— Instructions to follow —
Identify the lines that include the word "строительства", then copy all of them.

— Exercise inputs —

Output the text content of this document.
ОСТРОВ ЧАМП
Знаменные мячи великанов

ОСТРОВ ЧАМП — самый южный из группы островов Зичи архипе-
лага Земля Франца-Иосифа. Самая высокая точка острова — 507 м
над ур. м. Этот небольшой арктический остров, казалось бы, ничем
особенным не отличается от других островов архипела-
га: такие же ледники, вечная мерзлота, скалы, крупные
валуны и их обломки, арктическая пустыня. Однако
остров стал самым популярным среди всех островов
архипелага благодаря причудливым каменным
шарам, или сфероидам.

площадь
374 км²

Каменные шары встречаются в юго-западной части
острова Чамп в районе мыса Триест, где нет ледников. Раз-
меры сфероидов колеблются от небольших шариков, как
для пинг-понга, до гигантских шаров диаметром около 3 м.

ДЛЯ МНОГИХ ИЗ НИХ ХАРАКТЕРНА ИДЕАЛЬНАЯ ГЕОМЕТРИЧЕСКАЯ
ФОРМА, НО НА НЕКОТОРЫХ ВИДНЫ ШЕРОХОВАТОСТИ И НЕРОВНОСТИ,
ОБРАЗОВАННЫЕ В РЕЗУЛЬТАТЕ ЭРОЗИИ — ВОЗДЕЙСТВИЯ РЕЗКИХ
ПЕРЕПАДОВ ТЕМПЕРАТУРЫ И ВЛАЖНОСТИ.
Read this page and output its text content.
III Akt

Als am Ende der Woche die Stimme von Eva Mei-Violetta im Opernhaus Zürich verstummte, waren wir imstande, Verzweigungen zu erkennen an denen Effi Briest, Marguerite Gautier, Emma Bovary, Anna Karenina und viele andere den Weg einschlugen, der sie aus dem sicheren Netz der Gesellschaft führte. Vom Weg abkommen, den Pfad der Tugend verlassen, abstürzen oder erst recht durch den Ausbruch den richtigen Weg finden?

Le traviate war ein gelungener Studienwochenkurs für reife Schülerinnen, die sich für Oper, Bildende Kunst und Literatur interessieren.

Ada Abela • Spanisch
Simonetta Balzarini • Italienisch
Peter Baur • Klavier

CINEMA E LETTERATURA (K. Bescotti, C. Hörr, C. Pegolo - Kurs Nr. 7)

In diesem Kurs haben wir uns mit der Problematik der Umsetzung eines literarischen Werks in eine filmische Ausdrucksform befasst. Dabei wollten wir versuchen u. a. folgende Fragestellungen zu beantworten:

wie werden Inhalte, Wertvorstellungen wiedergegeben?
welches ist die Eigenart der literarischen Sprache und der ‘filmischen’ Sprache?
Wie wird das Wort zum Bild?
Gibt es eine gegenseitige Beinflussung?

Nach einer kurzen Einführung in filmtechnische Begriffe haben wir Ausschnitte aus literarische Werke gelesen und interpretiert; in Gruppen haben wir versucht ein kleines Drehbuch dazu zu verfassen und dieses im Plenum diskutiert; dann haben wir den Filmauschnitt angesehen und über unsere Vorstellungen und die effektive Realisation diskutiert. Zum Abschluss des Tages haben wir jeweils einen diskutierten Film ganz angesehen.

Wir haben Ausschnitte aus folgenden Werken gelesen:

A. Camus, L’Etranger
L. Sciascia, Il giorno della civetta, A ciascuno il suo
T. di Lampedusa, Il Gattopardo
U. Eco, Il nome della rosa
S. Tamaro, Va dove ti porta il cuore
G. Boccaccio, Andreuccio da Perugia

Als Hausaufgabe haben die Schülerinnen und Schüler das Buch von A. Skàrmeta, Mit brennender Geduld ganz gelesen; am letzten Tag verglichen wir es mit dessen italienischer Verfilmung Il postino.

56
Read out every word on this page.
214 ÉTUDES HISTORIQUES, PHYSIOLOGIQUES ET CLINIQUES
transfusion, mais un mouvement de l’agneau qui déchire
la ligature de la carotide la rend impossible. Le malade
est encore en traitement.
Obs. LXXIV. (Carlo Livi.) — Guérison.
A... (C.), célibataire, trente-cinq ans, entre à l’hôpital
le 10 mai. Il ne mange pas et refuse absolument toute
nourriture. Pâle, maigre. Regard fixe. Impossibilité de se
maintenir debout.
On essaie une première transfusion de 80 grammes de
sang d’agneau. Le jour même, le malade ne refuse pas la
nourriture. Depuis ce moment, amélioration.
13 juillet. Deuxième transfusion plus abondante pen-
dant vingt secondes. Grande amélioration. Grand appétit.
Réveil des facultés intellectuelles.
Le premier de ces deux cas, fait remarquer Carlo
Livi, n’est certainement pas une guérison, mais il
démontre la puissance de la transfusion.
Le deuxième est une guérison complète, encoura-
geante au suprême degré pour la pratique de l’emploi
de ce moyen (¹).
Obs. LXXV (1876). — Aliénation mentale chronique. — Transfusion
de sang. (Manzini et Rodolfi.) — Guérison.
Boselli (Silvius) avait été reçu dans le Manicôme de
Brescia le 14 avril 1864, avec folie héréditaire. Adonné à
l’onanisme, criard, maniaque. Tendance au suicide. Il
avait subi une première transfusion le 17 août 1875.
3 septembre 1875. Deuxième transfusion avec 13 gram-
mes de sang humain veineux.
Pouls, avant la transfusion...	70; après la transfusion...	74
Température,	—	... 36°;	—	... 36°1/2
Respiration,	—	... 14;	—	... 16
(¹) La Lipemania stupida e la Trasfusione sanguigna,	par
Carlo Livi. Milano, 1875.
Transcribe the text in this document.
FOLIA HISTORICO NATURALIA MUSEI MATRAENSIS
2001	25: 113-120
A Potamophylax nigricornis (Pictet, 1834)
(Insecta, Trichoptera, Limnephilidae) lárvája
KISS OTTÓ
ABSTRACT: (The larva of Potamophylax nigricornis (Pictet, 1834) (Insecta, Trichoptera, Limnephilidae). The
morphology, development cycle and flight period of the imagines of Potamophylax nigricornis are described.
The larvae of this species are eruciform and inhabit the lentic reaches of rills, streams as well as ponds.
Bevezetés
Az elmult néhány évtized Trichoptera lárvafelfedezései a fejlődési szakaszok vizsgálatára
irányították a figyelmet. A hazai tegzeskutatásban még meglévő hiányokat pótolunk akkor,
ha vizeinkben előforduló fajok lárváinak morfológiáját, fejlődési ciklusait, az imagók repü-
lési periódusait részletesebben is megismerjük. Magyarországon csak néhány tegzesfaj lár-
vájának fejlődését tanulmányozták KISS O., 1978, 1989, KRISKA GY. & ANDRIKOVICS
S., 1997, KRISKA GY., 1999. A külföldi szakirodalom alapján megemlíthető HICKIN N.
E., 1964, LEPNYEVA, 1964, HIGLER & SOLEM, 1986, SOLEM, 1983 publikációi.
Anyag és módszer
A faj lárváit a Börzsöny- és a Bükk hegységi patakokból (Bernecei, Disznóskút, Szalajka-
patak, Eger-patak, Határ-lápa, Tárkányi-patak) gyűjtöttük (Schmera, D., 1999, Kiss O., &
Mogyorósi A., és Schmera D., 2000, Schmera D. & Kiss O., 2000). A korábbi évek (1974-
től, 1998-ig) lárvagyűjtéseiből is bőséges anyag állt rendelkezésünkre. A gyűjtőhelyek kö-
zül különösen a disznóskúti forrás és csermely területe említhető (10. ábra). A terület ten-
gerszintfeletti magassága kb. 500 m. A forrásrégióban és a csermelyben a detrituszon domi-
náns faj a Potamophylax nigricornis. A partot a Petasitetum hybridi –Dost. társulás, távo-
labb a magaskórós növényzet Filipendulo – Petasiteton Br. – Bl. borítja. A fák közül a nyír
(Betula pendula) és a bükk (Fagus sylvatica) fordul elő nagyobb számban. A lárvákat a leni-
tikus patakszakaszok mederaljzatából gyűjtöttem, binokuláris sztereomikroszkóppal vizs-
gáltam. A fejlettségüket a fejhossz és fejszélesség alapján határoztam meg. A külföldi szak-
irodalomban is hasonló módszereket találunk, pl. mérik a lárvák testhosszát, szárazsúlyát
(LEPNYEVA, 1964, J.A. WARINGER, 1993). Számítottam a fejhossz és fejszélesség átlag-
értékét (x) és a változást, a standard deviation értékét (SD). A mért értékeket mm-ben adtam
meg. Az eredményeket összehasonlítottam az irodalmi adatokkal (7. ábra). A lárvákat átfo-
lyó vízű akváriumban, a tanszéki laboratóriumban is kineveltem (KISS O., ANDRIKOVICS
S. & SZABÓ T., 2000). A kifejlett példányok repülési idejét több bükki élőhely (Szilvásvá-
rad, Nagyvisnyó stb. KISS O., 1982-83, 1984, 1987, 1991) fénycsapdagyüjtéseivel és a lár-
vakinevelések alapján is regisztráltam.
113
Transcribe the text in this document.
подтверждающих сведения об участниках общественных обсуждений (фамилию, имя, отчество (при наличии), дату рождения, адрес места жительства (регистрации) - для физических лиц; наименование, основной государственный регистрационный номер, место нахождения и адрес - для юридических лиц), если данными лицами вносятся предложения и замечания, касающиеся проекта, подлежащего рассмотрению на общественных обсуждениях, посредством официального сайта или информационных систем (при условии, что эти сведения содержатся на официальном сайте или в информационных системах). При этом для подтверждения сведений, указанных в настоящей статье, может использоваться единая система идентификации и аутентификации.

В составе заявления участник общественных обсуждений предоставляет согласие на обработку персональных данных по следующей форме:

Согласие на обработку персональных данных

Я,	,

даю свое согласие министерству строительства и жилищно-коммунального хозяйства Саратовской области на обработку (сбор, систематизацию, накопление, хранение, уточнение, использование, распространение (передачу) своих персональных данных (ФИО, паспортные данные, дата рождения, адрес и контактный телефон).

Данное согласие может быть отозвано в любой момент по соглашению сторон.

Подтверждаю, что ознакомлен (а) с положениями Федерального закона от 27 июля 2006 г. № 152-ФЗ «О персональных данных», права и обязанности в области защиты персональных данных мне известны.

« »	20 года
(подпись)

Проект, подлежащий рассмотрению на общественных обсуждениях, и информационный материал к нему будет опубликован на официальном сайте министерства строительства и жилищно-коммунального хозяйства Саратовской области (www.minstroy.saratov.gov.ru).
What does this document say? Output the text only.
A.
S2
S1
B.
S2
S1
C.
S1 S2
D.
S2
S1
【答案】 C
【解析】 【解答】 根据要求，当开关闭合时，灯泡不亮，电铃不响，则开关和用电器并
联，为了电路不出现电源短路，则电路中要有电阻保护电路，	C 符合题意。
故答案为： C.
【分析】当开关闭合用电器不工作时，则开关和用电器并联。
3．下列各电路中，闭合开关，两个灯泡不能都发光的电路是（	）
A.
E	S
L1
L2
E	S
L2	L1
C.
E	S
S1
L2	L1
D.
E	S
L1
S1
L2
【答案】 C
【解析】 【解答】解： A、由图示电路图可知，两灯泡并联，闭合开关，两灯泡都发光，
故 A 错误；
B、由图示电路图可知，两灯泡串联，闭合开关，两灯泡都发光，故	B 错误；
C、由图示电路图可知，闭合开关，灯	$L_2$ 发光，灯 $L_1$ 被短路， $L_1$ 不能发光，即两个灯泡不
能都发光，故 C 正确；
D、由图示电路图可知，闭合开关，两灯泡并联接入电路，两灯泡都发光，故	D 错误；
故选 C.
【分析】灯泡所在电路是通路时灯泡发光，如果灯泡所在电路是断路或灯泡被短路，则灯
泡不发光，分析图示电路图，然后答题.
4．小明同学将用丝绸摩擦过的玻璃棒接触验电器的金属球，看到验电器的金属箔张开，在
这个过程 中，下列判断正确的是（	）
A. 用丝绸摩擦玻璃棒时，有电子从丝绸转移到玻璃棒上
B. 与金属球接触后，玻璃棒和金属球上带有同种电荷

— Full answer —
даю свое согласие министерству строительства и жилищно-коммунального хозяйства Саратовской области на обработку (сбор, систематизацию, накопление, хранение, уточнение, использование, распространение (передачу) своих персональных данных (ФИО, паспортные данные, дата рождения, адрес и контактный телефон).
Проект, подлежащий рассмотрению на общественных обсуждениях, и информационный материал к нему будет опубликован на официальном сайте министерства строительства и жилищно-коммунального хозяйства Саратовской области (www.minstroy.saratov.gov.ru).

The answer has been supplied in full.